Your task: Copy the lines of the records below word for word, starting at the first line of the records and ending at the line that contains "236, 86, 237]", with both of those lines included.

== Data shown ==

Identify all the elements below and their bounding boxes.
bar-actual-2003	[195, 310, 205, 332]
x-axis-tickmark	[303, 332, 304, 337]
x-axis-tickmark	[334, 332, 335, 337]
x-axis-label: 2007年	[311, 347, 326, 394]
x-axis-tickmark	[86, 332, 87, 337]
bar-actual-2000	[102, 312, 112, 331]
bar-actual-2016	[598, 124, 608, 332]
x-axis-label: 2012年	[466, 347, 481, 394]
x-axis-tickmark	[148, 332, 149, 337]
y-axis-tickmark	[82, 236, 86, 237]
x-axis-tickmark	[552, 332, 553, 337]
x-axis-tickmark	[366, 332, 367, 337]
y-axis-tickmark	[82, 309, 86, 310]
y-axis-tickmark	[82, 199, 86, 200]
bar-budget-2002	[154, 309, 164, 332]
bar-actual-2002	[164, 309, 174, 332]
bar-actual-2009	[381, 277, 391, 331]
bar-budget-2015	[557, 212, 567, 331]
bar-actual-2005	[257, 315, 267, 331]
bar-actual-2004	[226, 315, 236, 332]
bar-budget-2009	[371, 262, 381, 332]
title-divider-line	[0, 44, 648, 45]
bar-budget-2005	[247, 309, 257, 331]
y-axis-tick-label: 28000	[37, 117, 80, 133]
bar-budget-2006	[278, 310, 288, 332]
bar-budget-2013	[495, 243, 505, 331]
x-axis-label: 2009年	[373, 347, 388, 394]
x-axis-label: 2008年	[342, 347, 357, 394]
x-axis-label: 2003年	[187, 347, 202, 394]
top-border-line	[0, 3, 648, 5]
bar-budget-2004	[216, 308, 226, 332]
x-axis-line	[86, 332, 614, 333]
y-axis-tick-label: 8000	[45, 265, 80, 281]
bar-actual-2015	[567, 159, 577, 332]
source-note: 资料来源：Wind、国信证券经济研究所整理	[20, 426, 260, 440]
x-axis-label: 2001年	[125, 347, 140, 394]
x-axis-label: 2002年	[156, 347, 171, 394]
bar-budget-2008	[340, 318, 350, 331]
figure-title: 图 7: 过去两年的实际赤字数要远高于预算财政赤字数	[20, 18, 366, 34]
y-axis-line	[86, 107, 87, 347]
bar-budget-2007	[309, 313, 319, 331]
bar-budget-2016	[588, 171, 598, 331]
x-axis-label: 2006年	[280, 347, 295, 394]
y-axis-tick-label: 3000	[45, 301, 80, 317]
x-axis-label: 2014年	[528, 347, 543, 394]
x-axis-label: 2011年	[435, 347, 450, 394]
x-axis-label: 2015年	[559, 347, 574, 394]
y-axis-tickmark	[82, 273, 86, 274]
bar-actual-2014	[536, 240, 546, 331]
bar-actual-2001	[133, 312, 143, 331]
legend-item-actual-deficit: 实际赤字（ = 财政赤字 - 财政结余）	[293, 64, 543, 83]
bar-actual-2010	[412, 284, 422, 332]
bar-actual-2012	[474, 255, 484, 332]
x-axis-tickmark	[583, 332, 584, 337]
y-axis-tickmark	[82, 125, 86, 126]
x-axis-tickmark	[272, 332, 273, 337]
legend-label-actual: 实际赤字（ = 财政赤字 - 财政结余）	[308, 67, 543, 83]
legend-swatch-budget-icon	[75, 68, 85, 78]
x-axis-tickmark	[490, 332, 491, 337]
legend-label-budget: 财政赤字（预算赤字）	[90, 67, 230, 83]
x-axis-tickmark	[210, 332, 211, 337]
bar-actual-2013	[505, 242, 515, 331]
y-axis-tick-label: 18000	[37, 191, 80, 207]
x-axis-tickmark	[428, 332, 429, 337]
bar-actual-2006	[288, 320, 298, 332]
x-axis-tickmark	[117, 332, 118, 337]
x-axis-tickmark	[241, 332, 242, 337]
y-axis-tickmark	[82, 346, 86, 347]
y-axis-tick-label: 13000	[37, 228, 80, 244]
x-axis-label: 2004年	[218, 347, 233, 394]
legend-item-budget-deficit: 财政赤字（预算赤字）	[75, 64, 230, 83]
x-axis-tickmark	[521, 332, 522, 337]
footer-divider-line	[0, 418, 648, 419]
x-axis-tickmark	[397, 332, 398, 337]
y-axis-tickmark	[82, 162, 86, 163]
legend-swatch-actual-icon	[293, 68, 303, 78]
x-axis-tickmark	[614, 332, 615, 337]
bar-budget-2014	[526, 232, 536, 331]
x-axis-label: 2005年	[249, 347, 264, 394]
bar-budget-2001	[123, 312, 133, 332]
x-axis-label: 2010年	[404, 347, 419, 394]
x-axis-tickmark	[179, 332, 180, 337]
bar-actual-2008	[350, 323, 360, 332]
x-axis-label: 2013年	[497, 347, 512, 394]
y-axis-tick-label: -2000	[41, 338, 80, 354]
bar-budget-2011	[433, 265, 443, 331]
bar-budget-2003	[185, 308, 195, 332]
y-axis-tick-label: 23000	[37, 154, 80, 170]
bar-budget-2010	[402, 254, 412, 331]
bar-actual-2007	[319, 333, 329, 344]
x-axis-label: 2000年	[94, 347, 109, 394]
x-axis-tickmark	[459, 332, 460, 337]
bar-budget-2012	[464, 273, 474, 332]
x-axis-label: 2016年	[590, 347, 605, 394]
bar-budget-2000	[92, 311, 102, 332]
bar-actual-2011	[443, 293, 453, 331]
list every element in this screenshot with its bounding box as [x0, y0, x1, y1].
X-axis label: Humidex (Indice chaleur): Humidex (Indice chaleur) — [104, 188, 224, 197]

===

Complete response:
Identify all the elements below and their bounding boxes.
bar-actual-2003	[195, 310, 205, 332]
x-axis-tickmark	[303, 332, 304, 337]
x-axis-tickmark	[334, 332, 335, 337]
x-axis-label: 2007年	[311, 347, 326, 394]
x-axis-tickmark	[86, 332, 87, 337]
bar-actual-2000	[102, 312, 112, 331]
bar-actual-2016	[598, 124, 608, 332]
x-axis-label: 2012年	[466, 347, 481, 394]
x-axis-tickmark	[148, 332, 149, 337]
y-axis-tickmark	[82, 236, 86, 237]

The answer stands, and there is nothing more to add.